Given problem ▸
Return every entry exactly.
# START OF Source data
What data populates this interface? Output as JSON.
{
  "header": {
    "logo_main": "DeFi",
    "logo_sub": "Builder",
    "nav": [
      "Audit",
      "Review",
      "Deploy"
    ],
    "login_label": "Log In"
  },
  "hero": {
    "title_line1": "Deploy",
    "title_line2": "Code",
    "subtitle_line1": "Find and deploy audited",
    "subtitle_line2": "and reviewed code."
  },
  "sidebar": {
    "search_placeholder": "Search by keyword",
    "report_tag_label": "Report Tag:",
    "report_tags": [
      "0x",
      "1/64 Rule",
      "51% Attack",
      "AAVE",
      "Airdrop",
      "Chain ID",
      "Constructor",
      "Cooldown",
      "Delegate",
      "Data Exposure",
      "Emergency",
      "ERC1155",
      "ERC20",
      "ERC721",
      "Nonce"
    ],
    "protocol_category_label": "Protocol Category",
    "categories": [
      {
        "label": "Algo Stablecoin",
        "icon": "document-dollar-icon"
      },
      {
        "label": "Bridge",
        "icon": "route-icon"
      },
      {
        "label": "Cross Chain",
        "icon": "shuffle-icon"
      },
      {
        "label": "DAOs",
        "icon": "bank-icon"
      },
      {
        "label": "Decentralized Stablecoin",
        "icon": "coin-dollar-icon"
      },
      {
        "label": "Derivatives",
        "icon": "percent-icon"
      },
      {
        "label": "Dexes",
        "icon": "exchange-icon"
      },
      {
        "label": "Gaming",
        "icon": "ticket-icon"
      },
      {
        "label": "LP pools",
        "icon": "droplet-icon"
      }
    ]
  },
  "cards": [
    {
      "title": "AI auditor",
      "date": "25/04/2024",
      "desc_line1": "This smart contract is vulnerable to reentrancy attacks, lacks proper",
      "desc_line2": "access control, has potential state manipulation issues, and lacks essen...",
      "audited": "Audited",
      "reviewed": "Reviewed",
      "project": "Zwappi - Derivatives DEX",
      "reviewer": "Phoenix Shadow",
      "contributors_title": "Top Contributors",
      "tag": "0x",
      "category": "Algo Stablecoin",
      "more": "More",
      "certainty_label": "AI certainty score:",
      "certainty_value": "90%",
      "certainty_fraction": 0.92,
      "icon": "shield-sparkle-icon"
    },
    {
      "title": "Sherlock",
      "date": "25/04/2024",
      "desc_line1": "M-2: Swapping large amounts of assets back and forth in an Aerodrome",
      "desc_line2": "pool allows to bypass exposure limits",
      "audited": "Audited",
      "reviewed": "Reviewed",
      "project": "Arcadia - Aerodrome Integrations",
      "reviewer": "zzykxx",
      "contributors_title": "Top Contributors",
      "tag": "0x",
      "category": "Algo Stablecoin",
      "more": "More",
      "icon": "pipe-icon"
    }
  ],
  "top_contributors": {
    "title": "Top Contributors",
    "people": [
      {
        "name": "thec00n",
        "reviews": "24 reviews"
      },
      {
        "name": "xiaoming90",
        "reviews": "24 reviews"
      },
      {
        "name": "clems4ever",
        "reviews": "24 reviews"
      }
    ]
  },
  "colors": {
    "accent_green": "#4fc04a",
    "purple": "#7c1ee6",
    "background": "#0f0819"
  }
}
# END OF Source data
Solution ▸
What data populates this interface? Output as JSON.
{
  "header": {
    "logo_main": "DeFi",
    "logo_sub": "Builder",
    "nav": [
      "Audit",
      "Review",
      "Deploy"
    ],
    "login_label": "Log In"
  },
  "hero": {
    "title_line1": "Deploy",
    "title_line2": "Code",
    "subtitle_line1": "Find and deploy audited",
    "subtitle_line2": "and reviewed code."
  },
  "sidebar": {
    "search_placeholder": "Search by keyword",
    "report_tag_label": "Report Tag:",
    "report_tags": [
      "0x",
      "1/64 Rule",
      "51% Attack",
      "AAVE",
      "Airdrop",
      "Chain ID",
      "Constructor",
      "Cooldown",
      "Delegate",
      "Data Exposure",
      "Emergency",
      "ERC1155",
      "ERC20",
      "ERC721",
      "Nonce"
    ],
    "protocol_category_label": "Protocol Category",
    "categories": [
      {
        "label": "Algo Stablecoin",
        "icon": "document-dollar-icon"
      },
      {
        "label": "Bridge",
        "icon": "route-icon"
      },
      {
        "label": "Cross Chain",
        "icon": "shuffle-icon"
      },
      {
        "label": "DAOs",
        "icon": "bank-icon"
      },
      {
        "label": "Decentralized Stablecoin",
        "icon": "coin-dollar-icon"
      },
      {
        "label": "Derivatives",
        "icon": "percent-icon"
      },
      {
        "label": "Dexes",
        "icon": "exchange-icon"
      },
      {
        "label": "Gaming",
        "icon": "ticket-icon"
      },
      {
        "label": "LP pools",
        "icon": "droplet-icon"
      }
    ]
  },
  "cards": [
    {
      "title": "AI auditor",
      "date": "25/04/2024",
      "desc_line1": "This smart contract is vulnerable to reentrancy attacks, lacks proper",
      "desc_line2": "access control, has potential state manipulation issues, and lacks essen...",
      "audited": "Audited",
      "reviewed": "Reviewed",
      "project": "Zwappi - Derivatives DEX",
      "reviewer": "Phoenix Shadow",
      "contributors_title": "Top Contributors",
      "tag": "0x",
      "category": "Algo Stablecoin",
      "more": "More",
      "certainty_label": "AI certainty score:",
      "certainty_value": "90%",
      "certainty_fraction": 0.92,
      "icon": "shield-sparkle-icon"
    },
    {
      "title": "Sherlock",
      "date": "25/04/2024",
      "desc_line1": "M-2: Swapping large amounts of assets back and forth in an Aerodrome",
      "desc_line2": "pool allows to bypass exposure limits",
      "audited": "Audited",
      "reviewed": "Reviewed",
      "project": "Arcadia - Aerodrome Integrations",
      "reviewer": "zzykxx",
      "contributors_title": "Top Contributors",
      "tag": "0x",
      "category": "Algo Stablecoin",
      "more": "More",
      "icon": "pipe-icon"
    }
  ],
  "top_contributors": {
    "title": "Top Contributors",
    "people": [
      {
        "name": "thec00n",
        "reviews": "24 reviews"
      },
      {
        "name": "xiaoming90",
        "reviews": "24 reviews"
      },
      {
        "name": "clems4ever",
        "reviews": "24 reviews"
      }
    ]
  },
  "colors": {
    "accent_green": "#4fc04a",
    "purple": "#7c1ee6",
    "background": "#0f0819"
  }
}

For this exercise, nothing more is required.